Copy out the entries below in full and exactly.

SUPPLIED RECORDS:
■ ■ ■ ■

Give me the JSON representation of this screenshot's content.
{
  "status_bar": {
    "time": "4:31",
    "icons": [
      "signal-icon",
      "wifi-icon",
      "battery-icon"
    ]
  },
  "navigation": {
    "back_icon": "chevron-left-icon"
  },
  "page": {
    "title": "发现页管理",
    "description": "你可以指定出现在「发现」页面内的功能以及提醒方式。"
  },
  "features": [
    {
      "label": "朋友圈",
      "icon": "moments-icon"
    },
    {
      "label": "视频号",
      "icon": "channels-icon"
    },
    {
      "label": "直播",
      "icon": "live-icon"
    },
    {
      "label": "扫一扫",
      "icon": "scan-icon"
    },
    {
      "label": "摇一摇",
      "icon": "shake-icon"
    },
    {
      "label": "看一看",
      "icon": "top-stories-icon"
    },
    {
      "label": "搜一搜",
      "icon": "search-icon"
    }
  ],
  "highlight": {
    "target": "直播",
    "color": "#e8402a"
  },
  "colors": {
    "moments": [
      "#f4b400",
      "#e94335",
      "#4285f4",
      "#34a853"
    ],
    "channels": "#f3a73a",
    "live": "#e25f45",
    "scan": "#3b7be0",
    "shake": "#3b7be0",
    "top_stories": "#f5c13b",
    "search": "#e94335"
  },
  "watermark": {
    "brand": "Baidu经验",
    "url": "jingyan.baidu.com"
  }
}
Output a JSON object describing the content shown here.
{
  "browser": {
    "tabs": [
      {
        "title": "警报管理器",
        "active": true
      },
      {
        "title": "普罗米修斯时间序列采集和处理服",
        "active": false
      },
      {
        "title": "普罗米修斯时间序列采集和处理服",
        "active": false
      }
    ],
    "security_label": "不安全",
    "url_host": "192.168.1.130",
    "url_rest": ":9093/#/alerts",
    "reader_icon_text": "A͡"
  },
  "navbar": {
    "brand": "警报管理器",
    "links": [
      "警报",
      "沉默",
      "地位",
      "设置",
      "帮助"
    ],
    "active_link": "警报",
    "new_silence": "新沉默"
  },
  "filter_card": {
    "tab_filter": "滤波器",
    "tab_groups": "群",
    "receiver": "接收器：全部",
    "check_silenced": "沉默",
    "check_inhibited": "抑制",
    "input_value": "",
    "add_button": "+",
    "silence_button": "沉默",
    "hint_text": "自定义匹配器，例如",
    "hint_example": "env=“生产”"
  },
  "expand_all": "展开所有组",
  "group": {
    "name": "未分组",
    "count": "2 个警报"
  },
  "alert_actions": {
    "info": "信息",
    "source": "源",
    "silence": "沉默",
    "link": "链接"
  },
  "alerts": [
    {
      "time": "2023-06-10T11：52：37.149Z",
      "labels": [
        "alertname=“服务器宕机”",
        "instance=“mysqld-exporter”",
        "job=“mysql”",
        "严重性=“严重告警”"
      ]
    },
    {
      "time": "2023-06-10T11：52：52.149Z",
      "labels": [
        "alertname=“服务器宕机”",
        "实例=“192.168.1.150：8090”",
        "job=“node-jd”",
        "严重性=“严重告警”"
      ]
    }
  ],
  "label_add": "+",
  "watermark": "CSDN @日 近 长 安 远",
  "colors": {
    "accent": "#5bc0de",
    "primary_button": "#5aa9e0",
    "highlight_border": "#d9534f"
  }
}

■ ■ ■ ■

ANSWER TO THE EXERCISE:
Give me the JSON representation of this screenshot's content.
{
  "status_bar": {
    "time": "4:31",
    "icons": [
      "signal-icon",
      "wifi-icon",
      "battery-icon"
    ]
  },
  "navigation": {
    "back_icon": "chevron-left-icon"
  },
  "page": {
    "title": "发现页管理",
    "description": "你可以指定出现在「发现」页面内的功能以及提醒方式。"
  },
  "features": [
    {
      "label": "朋友圈",
      "icon": "moments-icon"
    },
    {
      "label": "视频号",
      "icon": "channels-icon"
    },
    {
      "label": "直播",
      "icon": "live-icon"
    },
    {
      "label": "扫一扫",
      "icon": "scan-icon"
    },
    {
      "label": "摇一摇",
      "icon": "shake-icon"
    },
    {
      "label": "看一看",
      "icon": "top-stories-icon"
    },
    {
      "label": "搜一搜",
      "icon": "search-icon"
    }
  ],
  "highlight": {
    "target": "直播",
    "color": "#e8402a"
  },
  "colors": {
    "moments": [
      "#f4b400",
      "#e94335",
      "#4285f4",
      "#34a853"
    ],
    "channels": "#f3a73a",
    "live": "#e25f45",
    "scan": "#3b7be0",
    "shake": "#3b7be0",
    "top_stories": "#f5c13b",
    "search": "#e94335"
  },
  "watermark": {
    "brand": "Baidu经验",
    "url": "jingyan.baidu.com"
  }
}
Output a JSON object describing the content shown here.
{
  "browser": {
    "tabs": [
      {
        "title": "警报管理器",
        "active": true
      },
      {
        "title": "普罗米修斯时间序列采集和处理服",
        "active": false
      },
      {
        "title": "普罗米修斯时间序列采集和处理服",
        "active": false
      }
    ],
    "security_label": "不安全",
    "url_host": "192.168.1.130",
    "url_rest": ":9093/#/alerts",
    "reader_icon_text": "A͡"
  },
  "navbar": {
    "brand": "警报管理器",
    "links": [
      "警报",
      "沉默",
      "地位",
      "设置",
      "帮助"
    ],
    "active_link": "警报",
    "new_silence": "新沉默"
  },
  "filter_card": {
    "tab_filter": "滤波器",
    "tab_groups": "群",
    "receiver": "接收器：全部",
    "check_silenced": "沉默",
    "check_inhibited": "抑制",
    "input_value": "",
    "add_button": "+",
    "silence_button": "沉默",
    "hint_text": "自定义匹配器，例如",
    "hint_example": "env=“生产”"
  },
  "expand_all": "展开所有组",
  "group": {
    "name": "未分组",
    "count": "2 个警报"
  },
  "alert_actions": {
    "info": "信息",
    "source": "源",
    "silence": "沉默",
    "link": "链接"
  },
  "alerts": [
    {
      "time": "2023-06-10T11：52：37.149Z",
      "labels": [
        "alertname=“服务器宕机”",
        "instance=“mysqld-exporter”",
        "job=“mysql”",
        "严重性=“严重告警”"
      ]
    },
    {
      "time": "2023-06-10T11：52：52.149Z",
      "labels": [
        "alertname=“服务器宕机”",
        "实例=“192.168.1.150：8090”",
        "job=“node-jd”",
        "严重性=“严重告警”"
      ]
    }
  ],
  "label_add": "+",
  "watermark": "CSDN @日 近 长 安 远",
  "colors": {
    "accent": "#5bc0de",
    "primary_button": "#5aa9e0",
    "highlight_border": "#d9534f"
  }
}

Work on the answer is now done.